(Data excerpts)
------------------------------------------------------------
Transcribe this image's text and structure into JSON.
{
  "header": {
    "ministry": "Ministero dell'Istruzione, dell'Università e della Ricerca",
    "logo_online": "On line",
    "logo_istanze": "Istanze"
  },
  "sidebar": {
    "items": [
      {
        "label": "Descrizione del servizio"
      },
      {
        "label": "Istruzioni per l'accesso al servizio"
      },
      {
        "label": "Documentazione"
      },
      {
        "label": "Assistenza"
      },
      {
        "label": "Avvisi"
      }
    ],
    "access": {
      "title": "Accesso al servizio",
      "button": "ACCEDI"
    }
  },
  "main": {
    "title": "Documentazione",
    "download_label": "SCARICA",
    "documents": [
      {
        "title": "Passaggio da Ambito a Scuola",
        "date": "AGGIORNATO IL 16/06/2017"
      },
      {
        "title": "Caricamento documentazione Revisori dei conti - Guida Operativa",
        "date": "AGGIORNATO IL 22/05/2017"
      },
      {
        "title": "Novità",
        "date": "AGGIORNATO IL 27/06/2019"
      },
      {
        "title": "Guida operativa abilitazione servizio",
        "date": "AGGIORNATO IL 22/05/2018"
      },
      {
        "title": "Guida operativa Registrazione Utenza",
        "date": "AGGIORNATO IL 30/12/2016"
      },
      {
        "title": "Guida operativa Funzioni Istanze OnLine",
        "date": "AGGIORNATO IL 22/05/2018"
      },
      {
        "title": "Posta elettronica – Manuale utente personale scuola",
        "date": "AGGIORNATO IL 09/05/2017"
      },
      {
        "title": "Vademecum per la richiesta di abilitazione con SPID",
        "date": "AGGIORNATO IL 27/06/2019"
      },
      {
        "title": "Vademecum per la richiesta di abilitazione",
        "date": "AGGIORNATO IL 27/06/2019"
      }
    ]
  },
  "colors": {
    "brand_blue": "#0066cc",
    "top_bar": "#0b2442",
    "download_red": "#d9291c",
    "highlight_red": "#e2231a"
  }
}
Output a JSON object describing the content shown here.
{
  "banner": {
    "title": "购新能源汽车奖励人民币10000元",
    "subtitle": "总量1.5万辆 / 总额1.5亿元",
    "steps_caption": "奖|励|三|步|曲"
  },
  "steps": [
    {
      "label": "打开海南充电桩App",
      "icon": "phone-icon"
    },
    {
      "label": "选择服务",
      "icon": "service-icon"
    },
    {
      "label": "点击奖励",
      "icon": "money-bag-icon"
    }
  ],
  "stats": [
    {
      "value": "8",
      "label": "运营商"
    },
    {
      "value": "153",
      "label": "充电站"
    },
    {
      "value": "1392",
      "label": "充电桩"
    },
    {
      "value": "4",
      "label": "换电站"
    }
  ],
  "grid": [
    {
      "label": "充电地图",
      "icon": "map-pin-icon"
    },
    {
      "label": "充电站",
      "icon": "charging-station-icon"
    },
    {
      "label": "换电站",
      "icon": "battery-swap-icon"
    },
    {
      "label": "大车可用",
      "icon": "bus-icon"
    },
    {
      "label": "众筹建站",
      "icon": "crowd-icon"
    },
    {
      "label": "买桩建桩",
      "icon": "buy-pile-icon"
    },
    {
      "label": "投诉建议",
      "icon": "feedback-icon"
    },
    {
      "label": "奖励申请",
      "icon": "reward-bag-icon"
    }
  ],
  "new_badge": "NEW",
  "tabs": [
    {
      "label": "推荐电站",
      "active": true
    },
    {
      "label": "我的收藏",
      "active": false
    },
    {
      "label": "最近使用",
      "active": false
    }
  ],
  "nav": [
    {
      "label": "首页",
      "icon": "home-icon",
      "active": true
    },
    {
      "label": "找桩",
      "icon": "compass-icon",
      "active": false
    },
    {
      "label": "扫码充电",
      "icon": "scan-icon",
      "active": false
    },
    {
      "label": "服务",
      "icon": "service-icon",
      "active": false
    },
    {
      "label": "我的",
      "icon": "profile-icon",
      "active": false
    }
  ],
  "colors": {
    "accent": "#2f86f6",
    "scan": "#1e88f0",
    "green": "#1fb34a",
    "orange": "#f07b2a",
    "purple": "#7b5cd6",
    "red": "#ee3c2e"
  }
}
------------------------------------------------------------
Give the number of lines containing the word "abilitazione". No other answer is needed.

#### [IN RESPONSE]
3